▶ TASK DIRECTIONS
Every line of the material below should be repeated exactly.

▶ RECORDS PROVIDED
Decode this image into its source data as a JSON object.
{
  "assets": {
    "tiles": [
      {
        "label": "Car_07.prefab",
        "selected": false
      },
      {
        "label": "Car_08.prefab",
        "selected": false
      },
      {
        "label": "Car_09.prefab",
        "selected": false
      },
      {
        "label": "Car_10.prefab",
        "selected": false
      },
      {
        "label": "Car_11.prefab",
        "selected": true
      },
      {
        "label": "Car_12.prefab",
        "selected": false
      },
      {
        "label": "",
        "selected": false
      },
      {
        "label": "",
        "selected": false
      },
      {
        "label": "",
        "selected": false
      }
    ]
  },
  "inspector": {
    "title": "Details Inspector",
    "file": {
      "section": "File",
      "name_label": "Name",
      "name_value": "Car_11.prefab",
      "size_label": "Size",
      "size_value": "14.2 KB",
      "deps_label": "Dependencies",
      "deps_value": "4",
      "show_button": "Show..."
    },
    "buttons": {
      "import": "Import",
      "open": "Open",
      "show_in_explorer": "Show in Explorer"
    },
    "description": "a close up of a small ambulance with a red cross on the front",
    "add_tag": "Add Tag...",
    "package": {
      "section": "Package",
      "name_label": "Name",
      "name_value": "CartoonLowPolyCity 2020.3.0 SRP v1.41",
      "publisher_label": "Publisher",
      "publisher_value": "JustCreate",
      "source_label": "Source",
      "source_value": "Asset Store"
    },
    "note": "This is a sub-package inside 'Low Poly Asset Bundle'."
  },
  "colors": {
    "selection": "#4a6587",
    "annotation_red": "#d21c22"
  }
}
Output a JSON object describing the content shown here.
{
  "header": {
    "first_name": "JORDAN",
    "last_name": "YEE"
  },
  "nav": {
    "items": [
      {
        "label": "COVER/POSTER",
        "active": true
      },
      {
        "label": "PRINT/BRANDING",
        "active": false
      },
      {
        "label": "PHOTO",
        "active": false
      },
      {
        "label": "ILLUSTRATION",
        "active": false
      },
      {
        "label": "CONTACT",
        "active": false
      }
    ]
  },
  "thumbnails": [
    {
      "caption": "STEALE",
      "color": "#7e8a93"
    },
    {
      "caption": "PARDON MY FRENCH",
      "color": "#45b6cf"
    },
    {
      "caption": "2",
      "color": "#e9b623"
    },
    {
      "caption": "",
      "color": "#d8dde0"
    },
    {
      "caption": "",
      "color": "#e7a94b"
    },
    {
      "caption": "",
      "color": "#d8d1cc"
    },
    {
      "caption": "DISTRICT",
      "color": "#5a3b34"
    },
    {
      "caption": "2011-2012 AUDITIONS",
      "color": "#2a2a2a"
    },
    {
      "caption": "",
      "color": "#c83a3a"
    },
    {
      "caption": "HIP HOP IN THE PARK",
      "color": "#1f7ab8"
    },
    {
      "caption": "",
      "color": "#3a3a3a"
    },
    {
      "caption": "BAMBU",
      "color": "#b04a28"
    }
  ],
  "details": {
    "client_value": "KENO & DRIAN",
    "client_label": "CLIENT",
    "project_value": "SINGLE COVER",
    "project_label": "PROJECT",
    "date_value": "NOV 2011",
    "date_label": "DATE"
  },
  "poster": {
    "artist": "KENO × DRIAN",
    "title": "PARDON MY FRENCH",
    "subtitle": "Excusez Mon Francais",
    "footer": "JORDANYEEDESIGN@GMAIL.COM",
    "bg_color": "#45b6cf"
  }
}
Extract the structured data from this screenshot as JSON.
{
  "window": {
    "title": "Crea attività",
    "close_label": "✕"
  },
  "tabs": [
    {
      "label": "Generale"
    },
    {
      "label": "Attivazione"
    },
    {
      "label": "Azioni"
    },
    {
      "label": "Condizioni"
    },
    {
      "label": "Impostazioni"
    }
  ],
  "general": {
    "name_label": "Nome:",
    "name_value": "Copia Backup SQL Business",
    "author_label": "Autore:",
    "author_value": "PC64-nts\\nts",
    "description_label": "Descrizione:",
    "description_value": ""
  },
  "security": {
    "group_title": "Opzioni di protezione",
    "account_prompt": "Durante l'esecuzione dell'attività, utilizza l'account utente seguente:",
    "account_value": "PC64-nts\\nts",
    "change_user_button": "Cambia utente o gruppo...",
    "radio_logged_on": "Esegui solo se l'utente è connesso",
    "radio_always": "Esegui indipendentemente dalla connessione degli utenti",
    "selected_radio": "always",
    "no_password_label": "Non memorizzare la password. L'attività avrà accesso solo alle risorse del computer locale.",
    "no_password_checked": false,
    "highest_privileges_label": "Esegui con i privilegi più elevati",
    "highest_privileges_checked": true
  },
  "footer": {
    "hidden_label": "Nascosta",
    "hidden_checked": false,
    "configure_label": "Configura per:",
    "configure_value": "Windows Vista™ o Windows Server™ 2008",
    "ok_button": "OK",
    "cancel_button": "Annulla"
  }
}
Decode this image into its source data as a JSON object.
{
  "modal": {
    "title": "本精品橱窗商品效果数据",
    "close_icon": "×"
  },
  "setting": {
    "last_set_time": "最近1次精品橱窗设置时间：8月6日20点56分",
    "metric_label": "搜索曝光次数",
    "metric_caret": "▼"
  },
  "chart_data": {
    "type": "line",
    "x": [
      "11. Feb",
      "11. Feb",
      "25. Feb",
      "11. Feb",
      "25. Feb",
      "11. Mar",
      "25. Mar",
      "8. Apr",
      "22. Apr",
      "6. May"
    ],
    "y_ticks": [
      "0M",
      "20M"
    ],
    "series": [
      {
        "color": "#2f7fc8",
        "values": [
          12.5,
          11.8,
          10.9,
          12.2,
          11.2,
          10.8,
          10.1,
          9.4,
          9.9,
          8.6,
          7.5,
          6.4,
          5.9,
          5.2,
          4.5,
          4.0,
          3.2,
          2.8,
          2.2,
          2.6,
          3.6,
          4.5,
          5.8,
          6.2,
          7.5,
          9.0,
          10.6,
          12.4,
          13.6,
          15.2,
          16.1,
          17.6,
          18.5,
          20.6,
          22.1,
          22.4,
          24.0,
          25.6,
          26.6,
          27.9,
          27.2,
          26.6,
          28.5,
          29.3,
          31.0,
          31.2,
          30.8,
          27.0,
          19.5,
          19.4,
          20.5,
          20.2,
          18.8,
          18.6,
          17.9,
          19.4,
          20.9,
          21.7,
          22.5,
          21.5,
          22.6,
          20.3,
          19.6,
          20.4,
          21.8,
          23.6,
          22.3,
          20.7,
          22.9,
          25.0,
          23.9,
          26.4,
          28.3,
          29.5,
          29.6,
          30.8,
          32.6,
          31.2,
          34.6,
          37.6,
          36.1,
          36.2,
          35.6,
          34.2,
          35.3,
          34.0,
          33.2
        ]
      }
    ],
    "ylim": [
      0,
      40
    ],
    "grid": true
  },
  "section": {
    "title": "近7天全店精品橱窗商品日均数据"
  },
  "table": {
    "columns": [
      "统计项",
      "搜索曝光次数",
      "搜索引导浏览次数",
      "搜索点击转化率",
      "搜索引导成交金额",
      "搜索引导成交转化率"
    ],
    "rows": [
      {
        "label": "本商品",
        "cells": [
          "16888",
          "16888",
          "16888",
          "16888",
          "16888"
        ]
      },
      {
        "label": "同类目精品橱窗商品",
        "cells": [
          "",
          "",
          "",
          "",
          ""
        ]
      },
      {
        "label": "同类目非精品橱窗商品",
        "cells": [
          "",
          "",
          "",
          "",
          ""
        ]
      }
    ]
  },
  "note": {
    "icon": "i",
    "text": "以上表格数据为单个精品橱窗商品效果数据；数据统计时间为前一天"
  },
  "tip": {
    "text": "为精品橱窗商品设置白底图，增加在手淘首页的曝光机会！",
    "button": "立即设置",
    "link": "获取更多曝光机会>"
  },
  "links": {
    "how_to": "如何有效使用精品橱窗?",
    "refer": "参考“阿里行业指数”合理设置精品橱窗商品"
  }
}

▶ RESPONSE TO THIS TASK
Decode this image into its source data as a JSON object.
{
  "assets": {
    "tiles": [
      {
        "label": "Car_07.prefab",
        "selected": false
      },
      {
        "label": "Car_08.prefab",
        "selected": false
      },
      {
        "label": "Car_09.prefab",
        "selected": false
      },
      {
        "label": "Car_10.prefab",
        "selected": false
      },
      {
        "label": "Car_11.prefab",
        "selected": true
      },
      {
        "label": "Car_12.prefab",
        "selected": false
      },
      {
        "label": "",
        "selected": false
      },
      {
        "label": "",
        "selected": false
      },
      {
        "label": "",
        "selected": false
      }
    ]
  },
  "inspector": {
    "title": "Details Inspector",
    "file": {
      "section": "File",
      "name_label": "Name",
      "name_value": "Car_11.prefab",
      "size_label": "Size",
      "size_value": "14.2 KB",
      "deps_label": "Dependencies",
      "deps_value": "4",
      "show_button": "Show..."
    },
    "buttons": {
      "import": "Import",
      "open": "Open",
      "show_in_explorer": "Show in Explorer"
    },
    "description": "a close up of a small ambulance with a red cross on the front",
    "add_tag": "Add Tag...",
    "package": {
      "section": "Package",
      "name_label": "Name",
      "name_value": "CartoonLowPolyCity 2020.3.0 SRP v1.41",
      "publisher_label": "Publisher",
      "publisher_value": "JustCreate",
      "source_label": "Source",
      "source_value": "Asset Store"
    },
    "note": "This is a sub-package inside 'Low Poly Asset Bundle'."
  },
  "colors": {
    "selection": "#4a6587",
    "annotation_red": "#d21c22"
  }
}
Output a JSON object describing the content shown here.
{
  "header": {
    "first_name": "JORDAN",
    "last_name": "YEE"
  },
  "nav": {
    "items": [
      {
        "label": "COVER/POSTER",
        "active": true
      },
      {
        "label": "PRINT/BRANDING",
        "active": false
      },
      {
        "label": "PHOTO",
        "active": false
      },
      {
        "label": "ILLUSTRATION",
        "active": false
      },
      {
        "label": "CONTACT",
        "active": false
      }
    ]
  },
  "thumbnails": [
    {
      "caption": "STEALE",
      "color": "#7e8a93"
    },
    {
      "caption": "PARDON MY FRENCH",
      "color": "#45b6cf"
    },
    {
      "caption": "2",
      "color": "#e9b623"
    },
    {
      "caption": "",
      "color": "#d8dde0"
    },
    {
      "caption": "",
      "color": "#e7a94b"
    },
    {
      "caption": "",
      "color": "#d8d1cc"
    },
    {
      "caption": "DISTRICT",
      "color": "#5a3b34"
    },
    {
      "caption": "2011-2012 AUDITIONS",
      "color": "#2a2a2a"
    },
    {
      "caption": "",
      "color": "#c83a3a"
    },
    {
      "caption": "HIP HOP IN THE PARK",
      "color": "#1f7ab8"
    },
    {
      "caption": "",
      "color": "#3a3a3a"
    },
    {
      "caption": "BAMBU",
      "color": "#b04a28"
    }
  ],
  "details": {
    "client_value": "KENO & DRIAN",
    "client_label": "CLIENT",
    "project_value": "SINGLE COVER",
    "project_label": "PROJECT",
    "date_value": "NOV 2011",
    "date_label": "DATE"
  },
  "poster": {
    "artist": "KENO × DRIAN",
    "title": "PARDON MY FRENCH",
    "subtitle": "Excusez Mon Francais",
    "footer": "JORDANYEEDESIGN@GMAIL.COM",
    "bg_color": "#45b6cf"
  }
}
Extract the structured data from this screenshot as JSON.
{
  "window": {
    "title": "Crea attività",
    "close_label": "✕"
  },
  "tabs": [
    {
      "label": "Generale"
    },
    {
      "label": "Attivazione"
    },
    {
      "label": "Azioni"
    },
    {
      "label": "Condizioni"
    },
    {
      "label": "Impostazioni"
    }
  ],
  "general": {
    "name_label": "Nome:",
    "name_value": "Copia Backup SQL Business",
    "author_label": "Autore:",
    "author_value": "PC64-nts\\nts",
    "description_label": "Descrizione:",
    "description_value": ""
  },
  "security": {
    "group_title": "Opzioni di protezione",
    "account_prompt": "Durante l'esecuzione dell'attività, utilizza l'account utente seguente:",
    "account_value": "PC64-nts\\nts",
    "change_user_button": "Cambia utente o gruppo...",
    "radio_logged_on": "Esegui solo se l'utente è connesso",
    "radio_always": "Esegui indipendentemente dalla connessione degli utenti",
    "selected_radio": "always",
    "no_password_label": "Non memorizzare la password. L'attività avrà accesso solo alle risorse del computer locale.",
    "no_password_checked": false,
    "highest_privileges_label": "Esegui con i privilegi più elevati",
    "highest_privileges_checked": true
  },
  "footer": {
    "hidden_label": "Nascosta",
    "hidden_checked": false,
    "configure_label": "Configura per:",
    "configure_value": "Windows Vista™ o Windows Server™ 2008",
    "ok_button": "OK",
    "cancel_button": "Annulla"
  }
}
Decode this image into its source data as a JSON object.
{
  "modal": {
    "title": "本精品橱窗商品效果数据",
    "close_icon": "×"
  },
  "setting": {
    "last_set_time": "最近1次精品橱窗设置时间：8月6日20点56分",
    "metric_label": "搜索曝光次数",
    "metric_caret": "▼"
  },
  "chart_data": {
    "type": "line",
    "x": [
      "11. Feb",
      "11. Feb",
      "25. Feb",
      "11. Feb",
      "25. Feb",
      "11. Mar",
      "25. Mar",
      "8. Apr",
      "22. Apr",
      "6. May"
    ],
    "y_ticks": [
      "0M",
      "20M"
    ],
    "series": [
      {
        "color": "#2f7fc8",
        "values": [
          12.5,
          11.8,
          10.9,
          12.2,
          11.2,
          10.8,
          10.1,
          9.4,
          9.9,
          8.6,
          7.5,
          6.4,
          5.9,
          5.2,
          4.5,
          4.0,
          3.2,
          2.8,
          2.2,
          2.6,
          3.6,
          4.5,
          5.8,
          6.2,
          7.5,
          9.0,
          10.6,
          12.4,
          13.6,
          15.2,
          16.1,
          17.6,
          18.5,
          20.6,
          22.1,
          22.4,
          24.0,
          25.6,
          26.6,
          27.9,
          27.2,
          26.6,
          28.5,
          29.3,
          31.0,
          31.2,
          30.8,
          27.0,
          19.5,
          19.4,
          20.5,
          20.2,
          18.8,
          18.6,
          17.9,
          19.4,
          20.9,
          21.7,
          22.5,
          21.5,
          22.6,
          20.3,
          19.6,
          20.4,
          21.8,
          23.6,
          22.3,
          20.7,
          22.9,
          25.0,
          23.9,
          26.4,
          28.3,
          29.5,
          29.6,
          30.8,
          32.6,
          31.2,
          34.6,
          37.6,
          36.1,
          36.2,
          35.6,
          34.2,
          35.3,
          34.0,
          33.2
        ]
      }
    ],
    "ylim": [
      0,
      40
    ],
    "grid": true
  },
  "section": {
    "title": "近7天全店精品橱窗商品日均数据"
  },
  "table": {
    "columns": [
      "统计项",
      "搜索曝光次数",
      "搜索引导浏览次数",
      "搜索点击转化率",
      "搜索引导成交金额",
      "搜索引导成交转化率"
    ],
    "rows": [
      {
        "label": "本商品",
        "cells": [
          "16888",
          "16888",
          "16888",
          "16888",
          "16888"
        ]
      },
      {
        "label": "同类目精品橱窗商品",
        "cells": [
          "",
          "",
          "",
          "",
          ""
        ]
      },
      {
        "label": "同类目非精品橱窗商品",
        "cells": [
          "",
          "",
          "",
          "",
          ""
        ]
      }
    ]
  },
  "note": {
    "icon": "i",
    "text": "以上表格数据为单个精品橱窗商品效果数据；数据统计时间为前一天"
  },
  "tip": {
    "text": "为精品橱窗商品设置白底图，增加在手淘首页的曝光机会！",
    "button": "立即设置",
    "link": "获取更多曝光机会>"
  },
  "links": {
    "how_to": "如何有效使用精品橱窗?",
    "refer": "参考“阿里行业指数”合理设置精品橱窗商品"
  }
}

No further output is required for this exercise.